Problem to solve:
In the listing that follows, count each line containing the string "content" and report only the count.

Stored data
· · · ·

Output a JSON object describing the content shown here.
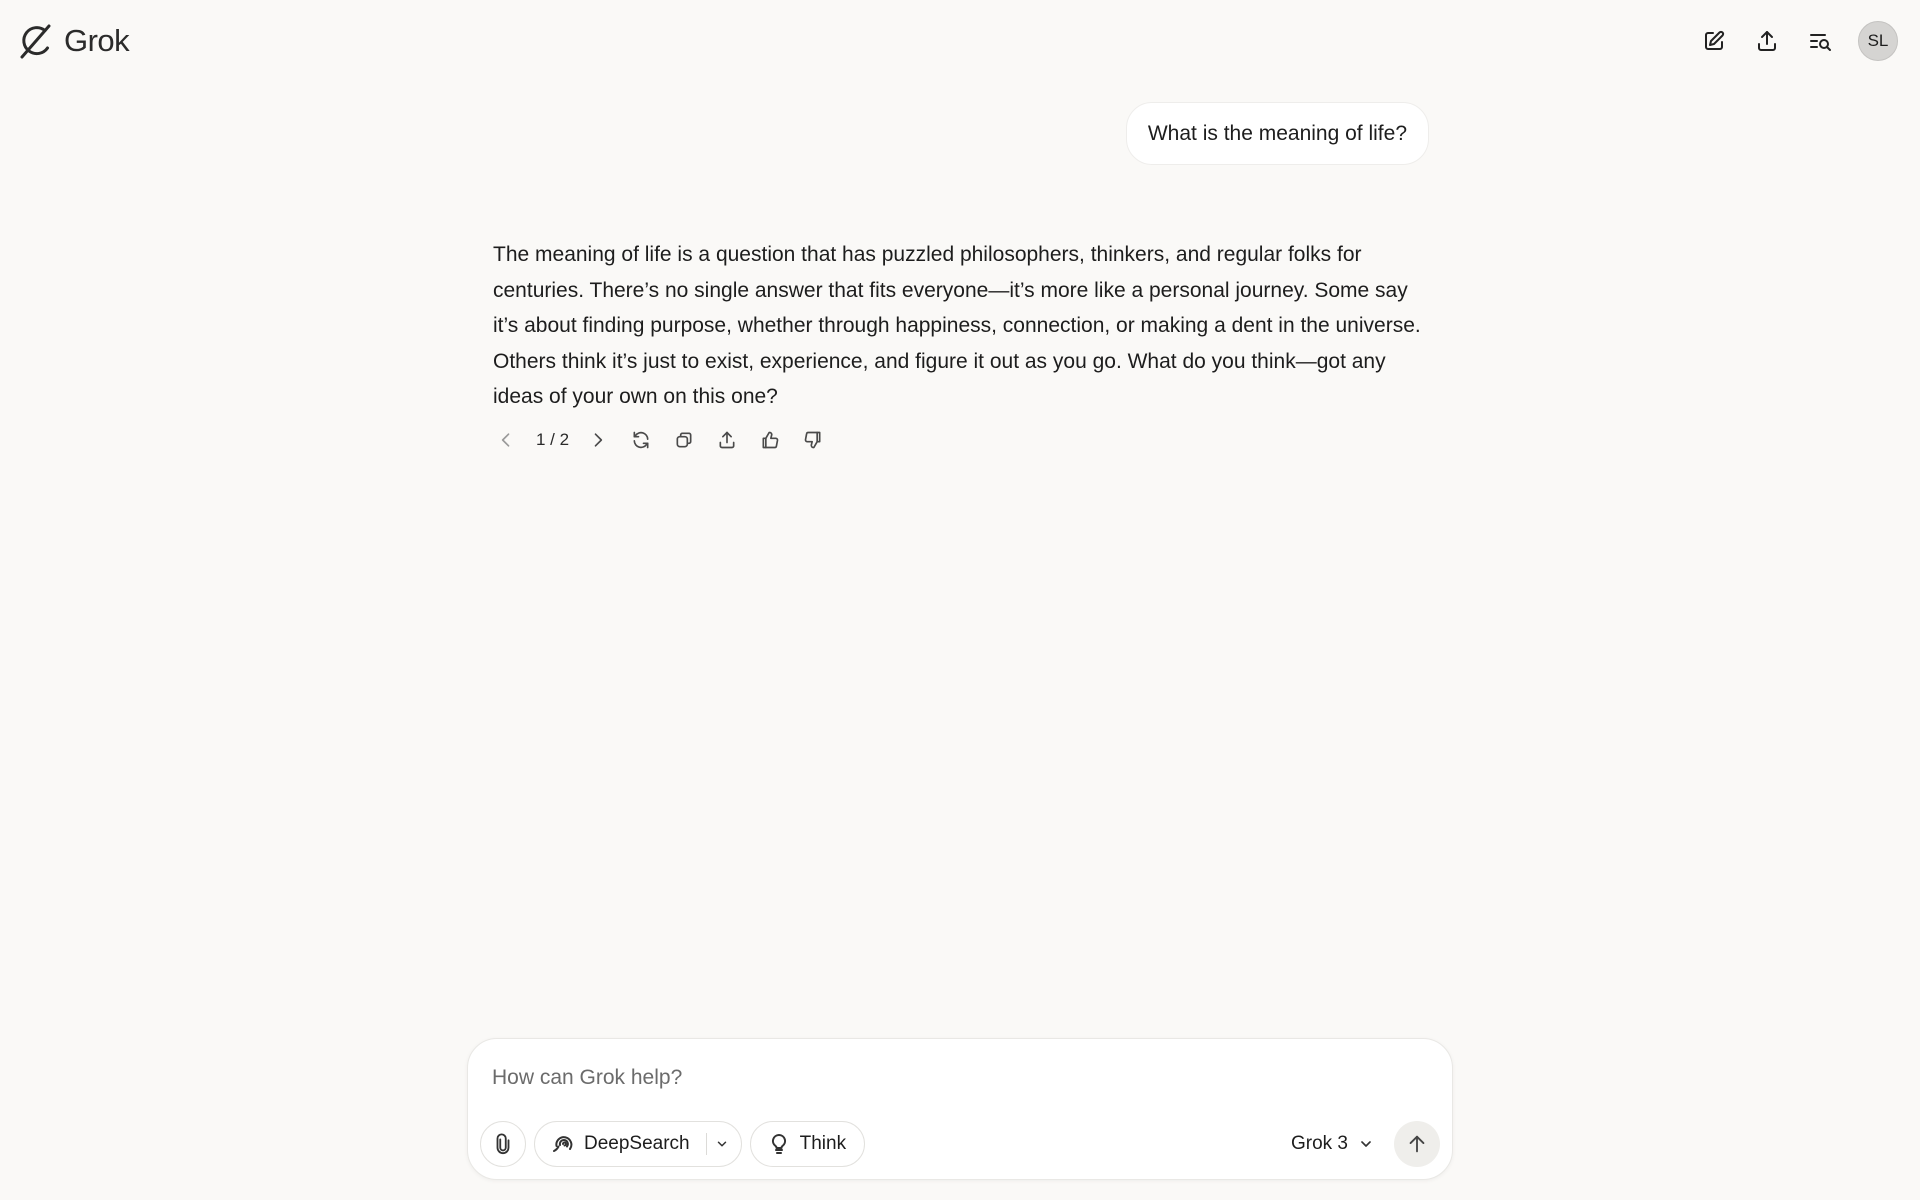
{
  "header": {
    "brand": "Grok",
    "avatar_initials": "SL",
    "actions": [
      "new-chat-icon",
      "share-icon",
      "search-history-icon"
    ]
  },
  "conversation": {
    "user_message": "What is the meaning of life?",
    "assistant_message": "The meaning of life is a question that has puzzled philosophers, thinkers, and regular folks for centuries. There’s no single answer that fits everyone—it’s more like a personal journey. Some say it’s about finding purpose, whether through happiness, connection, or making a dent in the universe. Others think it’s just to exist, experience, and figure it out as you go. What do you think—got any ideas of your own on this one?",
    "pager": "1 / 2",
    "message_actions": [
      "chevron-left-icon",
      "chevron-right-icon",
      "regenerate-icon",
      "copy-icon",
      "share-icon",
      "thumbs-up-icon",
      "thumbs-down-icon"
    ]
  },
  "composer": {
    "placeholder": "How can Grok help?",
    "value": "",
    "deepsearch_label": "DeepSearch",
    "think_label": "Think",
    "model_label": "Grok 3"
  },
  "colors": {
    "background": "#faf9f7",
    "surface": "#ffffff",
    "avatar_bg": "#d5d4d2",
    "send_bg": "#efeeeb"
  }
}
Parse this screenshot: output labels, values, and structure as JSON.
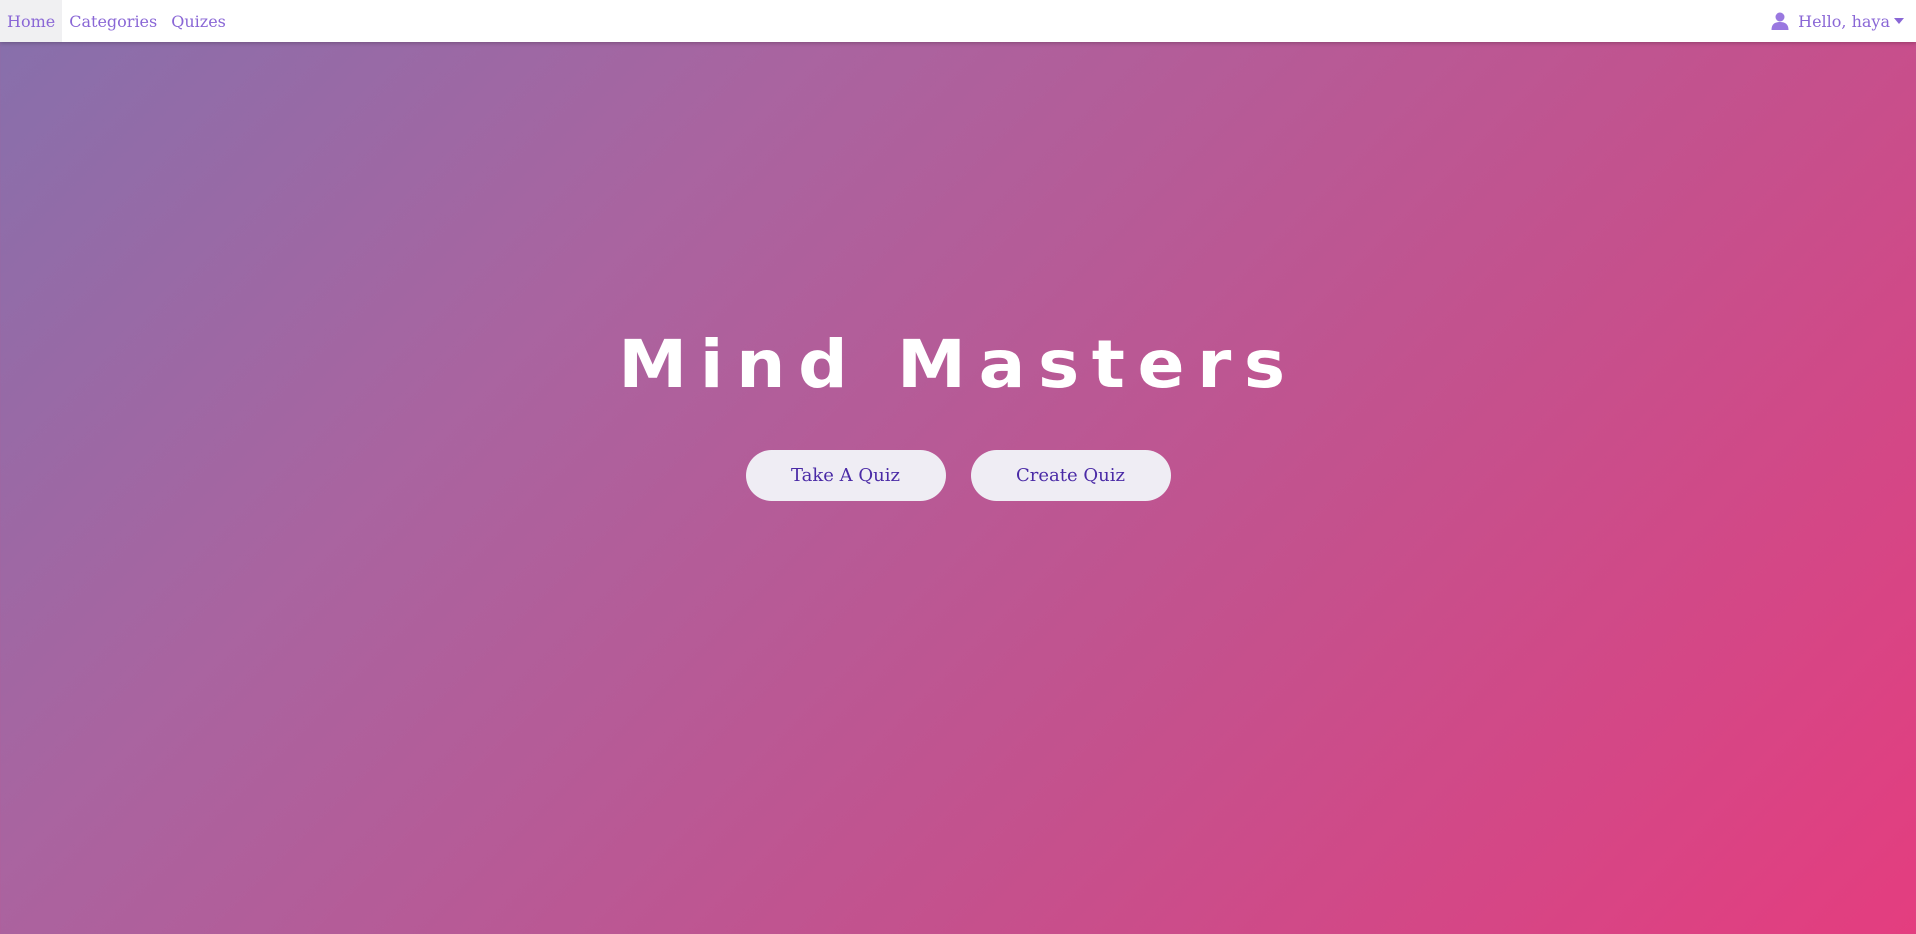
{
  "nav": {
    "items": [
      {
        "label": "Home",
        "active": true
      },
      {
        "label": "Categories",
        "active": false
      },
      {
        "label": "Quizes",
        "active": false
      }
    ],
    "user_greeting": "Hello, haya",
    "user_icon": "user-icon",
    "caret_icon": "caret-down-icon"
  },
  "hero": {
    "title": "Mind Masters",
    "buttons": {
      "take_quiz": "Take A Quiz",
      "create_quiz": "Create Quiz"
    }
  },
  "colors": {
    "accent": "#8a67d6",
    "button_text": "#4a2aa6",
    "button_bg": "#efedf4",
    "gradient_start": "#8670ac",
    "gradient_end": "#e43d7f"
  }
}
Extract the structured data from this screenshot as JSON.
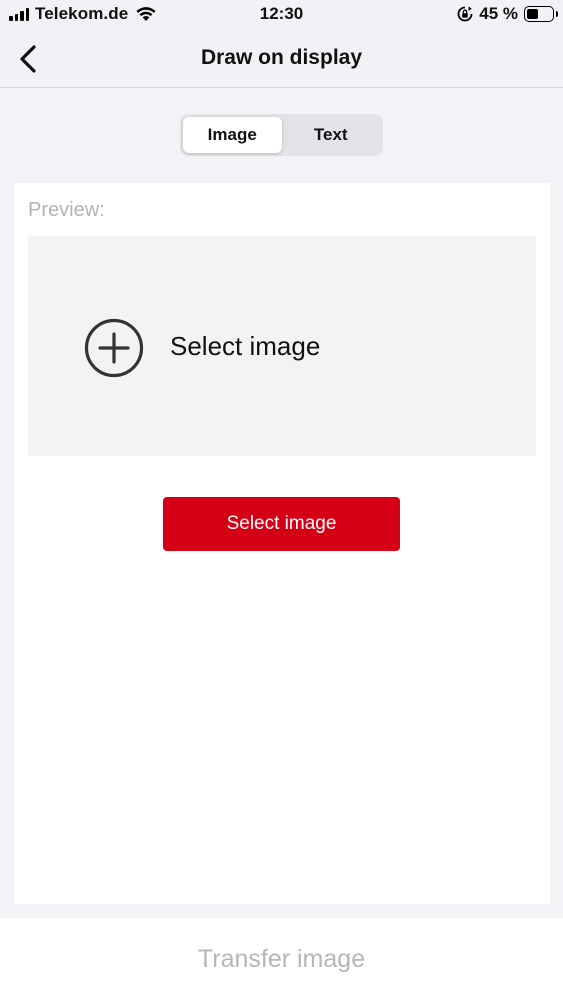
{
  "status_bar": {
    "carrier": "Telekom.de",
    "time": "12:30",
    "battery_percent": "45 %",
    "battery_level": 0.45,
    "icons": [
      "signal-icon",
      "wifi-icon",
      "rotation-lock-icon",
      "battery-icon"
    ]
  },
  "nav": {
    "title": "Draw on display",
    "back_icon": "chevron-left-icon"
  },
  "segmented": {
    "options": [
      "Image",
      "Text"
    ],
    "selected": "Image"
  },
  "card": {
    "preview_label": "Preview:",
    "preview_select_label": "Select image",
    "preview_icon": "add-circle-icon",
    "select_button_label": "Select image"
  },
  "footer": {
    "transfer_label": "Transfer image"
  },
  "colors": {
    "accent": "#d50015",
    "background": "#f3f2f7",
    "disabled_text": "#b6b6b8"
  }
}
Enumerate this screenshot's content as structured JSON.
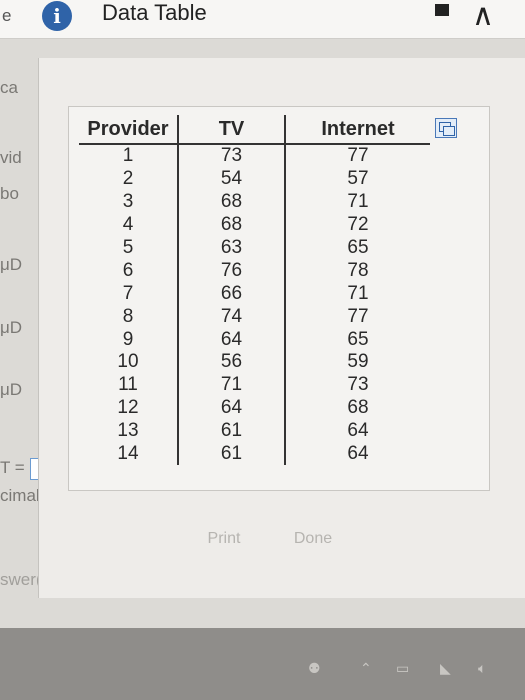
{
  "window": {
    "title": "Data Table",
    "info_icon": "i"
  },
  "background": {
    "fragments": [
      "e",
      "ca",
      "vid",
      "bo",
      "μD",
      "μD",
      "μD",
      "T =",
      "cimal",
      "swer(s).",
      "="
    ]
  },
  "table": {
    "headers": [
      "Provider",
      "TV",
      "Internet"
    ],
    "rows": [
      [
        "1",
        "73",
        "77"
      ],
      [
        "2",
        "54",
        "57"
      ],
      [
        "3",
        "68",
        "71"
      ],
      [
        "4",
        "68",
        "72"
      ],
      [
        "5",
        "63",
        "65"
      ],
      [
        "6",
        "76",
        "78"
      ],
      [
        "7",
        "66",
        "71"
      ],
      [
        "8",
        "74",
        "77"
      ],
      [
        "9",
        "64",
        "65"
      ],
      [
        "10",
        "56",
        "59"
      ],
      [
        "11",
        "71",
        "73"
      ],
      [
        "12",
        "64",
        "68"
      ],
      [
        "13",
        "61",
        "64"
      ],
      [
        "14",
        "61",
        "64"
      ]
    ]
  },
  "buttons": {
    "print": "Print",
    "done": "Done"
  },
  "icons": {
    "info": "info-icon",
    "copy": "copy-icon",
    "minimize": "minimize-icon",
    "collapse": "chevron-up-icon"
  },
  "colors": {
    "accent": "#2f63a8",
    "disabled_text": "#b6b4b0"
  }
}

· · · ·

Exercise answer:
2